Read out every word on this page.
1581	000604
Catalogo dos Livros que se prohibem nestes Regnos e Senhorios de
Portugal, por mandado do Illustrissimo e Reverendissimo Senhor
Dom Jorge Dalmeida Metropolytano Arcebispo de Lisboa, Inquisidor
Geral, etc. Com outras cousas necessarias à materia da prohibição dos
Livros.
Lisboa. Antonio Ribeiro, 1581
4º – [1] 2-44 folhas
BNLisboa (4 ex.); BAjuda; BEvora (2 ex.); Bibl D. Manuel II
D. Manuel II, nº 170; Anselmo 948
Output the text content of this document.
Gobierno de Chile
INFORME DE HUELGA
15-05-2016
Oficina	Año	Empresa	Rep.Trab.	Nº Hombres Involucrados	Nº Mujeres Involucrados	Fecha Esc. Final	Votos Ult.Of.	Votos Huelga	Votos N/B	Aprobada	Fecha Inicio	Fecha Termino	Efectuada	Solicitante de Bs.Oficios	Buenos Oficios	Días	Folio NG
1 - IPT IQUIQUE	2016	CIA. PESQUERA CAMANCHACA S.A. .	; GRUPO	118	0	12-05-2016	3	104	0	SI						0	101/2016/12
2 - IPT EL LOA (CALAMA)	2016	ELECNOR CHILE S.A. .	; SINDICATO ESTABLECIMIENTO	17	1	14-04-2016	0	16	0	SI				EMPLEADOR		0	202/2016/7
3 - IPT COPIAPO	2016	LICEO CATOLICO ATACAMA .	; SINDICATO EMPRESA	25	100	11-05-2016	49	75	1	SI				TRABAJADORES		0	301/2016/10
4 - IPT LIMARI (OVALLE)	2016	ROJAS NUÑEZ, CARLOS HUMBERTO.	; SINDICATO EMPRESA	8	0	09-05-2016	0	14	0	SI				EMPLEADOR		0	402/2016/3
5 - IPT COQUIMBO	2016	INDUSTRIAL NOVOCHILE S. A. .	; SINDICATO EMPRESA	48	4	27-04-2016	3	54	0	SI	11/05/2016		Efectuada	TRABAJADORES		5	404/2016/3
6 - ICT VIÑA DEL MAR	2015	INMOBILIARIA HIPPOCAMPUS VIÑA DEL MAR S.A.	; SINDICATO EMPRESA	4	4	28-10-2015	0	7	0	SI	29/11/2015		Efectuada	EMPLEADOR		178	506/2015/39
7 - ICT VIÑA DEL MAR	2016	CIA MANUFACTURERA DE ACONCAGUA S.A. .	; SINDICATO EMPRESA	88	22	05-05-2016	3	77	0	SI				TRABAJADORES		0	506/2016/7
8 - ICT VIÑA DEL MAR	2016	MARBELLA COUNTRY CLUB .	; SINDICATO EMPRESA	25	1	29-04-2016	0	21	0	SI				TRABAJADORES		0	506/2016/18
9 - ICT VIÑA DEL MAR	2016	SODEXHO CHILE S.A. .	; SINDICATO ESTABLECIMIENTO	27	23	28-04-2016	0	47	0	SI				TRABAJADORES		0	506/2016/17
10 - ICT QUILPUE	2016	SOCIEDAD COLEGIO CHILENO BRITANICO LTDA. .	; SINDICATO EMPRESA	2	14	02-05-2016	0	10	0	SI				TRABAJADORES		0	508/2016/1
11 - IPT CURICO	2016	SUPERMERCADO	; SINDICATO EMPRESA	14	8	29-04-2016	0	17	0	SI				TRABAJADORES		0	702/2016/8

• • •

Set exercise => Extract each line from the entries above that contains the string "Efectuada".

Response =>
Oficina	Año	Empresa	Rep.Trab.	Nº Hombres Involucrados	Nº Mujeres Involucrados	Fecha Esc. Final	Votos Ult.Of.	Votos Huelga	Votos N/B	Aprobada	Fecha Inicio	Fecha Termino	Efectuada	Solicitante de Bs.Oficios	Buenos Oficios	Días	Folio NG
5 - IPT COQUIMBO	2016	INDUSTRIAL NOVOCHILE S. A. .	; SINDICATO EMPRESA	48	4	27-04-2016	3	54	0	SI	11/05/2016		Efectuada	TRABAJADORES		5	404/2016/3
6 - ICT VIÑA DEL MAR	2015	INMOBILIARIA HIPPOCAMPUS VIÑA DEL MAR S.A.	; SINDICATO EMPRESA	4	4	28-10-2015	0	7	0	SI	29/11/2015		Efectuada	EMPLEADOR		178	506/2015/39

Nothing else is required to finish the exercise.